RECORD LIST:
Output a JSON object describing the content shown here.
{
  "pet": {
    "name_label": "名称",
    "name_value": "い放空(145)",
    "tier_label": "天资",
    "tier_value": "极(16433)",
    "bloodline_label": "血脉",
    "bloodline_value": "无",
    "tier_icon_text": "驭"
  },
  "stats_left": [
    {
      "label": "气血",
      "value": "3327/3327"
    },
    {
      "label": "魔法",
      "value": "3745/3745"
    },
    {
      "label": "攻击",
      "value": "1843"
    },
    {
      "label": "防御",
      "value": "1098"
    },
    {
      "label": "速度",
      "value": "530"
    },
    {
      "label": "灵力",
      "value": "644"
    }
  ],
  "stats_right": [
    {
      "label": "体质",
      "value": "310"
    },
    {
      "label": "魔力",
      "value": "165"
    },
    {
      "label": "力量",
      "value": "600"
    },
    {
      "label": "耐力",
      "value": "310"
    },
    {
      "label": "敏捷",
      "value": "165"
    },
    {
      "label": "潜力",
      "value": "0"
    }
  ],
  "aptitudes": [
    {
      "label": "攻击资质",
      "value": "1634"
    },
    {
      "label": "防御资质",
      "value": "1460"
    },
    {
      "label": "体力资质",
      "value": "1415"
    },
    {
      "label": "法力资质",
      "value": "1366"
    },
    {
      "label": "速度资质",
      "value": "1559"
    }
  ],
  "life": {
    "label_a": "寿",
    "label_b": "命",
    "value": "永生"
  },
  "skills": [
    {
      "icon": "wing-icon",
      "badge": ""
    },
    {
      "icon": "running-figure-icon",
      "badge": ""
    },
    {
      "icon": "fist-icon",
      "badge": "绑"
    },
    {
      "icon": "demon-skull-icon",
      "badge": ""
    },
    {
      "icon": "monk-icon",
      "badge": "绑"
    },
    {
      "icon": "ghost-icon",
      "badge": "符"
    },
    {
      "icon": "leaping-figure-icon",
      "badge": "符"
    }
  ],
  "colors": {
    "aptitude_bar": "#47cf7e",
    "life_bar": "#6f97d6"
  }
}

STATED GOAL: Return every record above exactly as it appears.

OUTPUT FOR THIS TASK:
Output a JSON object describing the content shown here.
{
  "pet": {
    "name_label": "名称",
    "name_value": "い放空(145)",
    "tier_label": "天资",
    "tier_value": "极(16433)",
    "bloodline_label": "血脉",
    "bloodline_value": "无",
    "tier_icon_text": "驭"
  },
  "stats_left": [
    {
      "label": "气血",
      "value": "3327/3327"
    },
    {
      "label": "魔法",
      "value": "3745/3745"
    },
    {
      "label": "攻击",
      "value": "1843"
    },
    {
      "label": "防御",
      "value": "1098"
    },
    {
      "label": "速度",
      "value": "530"
    },
    {
      "label": "灵力",
      "value": "644"
    }
  ],
  "stats_right": [
    {
      "label": "体质",
      "value": "310"
    },
    {
      "label": "魔力",
      "value": "165"
    },
    {
      "label": "力量",
      "value": "600"
    },
    {
      "label": "耐力",
      "value": "310"
    },
    {
      "label": "敏捷",
      "value": "165"
    },
    {
      "label": "潜力",
      "value": "0"
    }
  ],
  "aptitudes": [
    {
      "label": "攻击资质",
      "value": "1634"
    },
    {
      "label": "防御资质",
      "value": "1460"
    },
    {
      "label": "体力资质",
      "value": "1415"
    },
    {
      "label": "法力资质",
      "value": "1366"
    },
    {
      "label": "速度资质",
      "value": "1559"
    }
  ],
  "life": {
    "label_a": "寿",
    "label_b": "命",
    "value": "永生"
  },
  "skills": [
    {
      "icon": "wing-icon",
      "badge": ""
    },
    {
      "icon": "running-figure-icon",
      "badge": ""
    },
    {
      "icon": "fist-icon",
      "badge": "绑"
    },
    {
      "icon": "demon-skull-icon",
      "badge": ""
    },
    {
      "icon": "monk-icon",
      "badge": "绑"
    },
    {
      "icon": "ghost-icon",
      "badge": "符"
    },
    {
      "icon": "leaping-figure-icon",
      "badge": "符"
    }
  ],
  "colors": {
    "aptitude_bar": "#47cf7e",
    "life_bar": "#6f97d6"
  }
}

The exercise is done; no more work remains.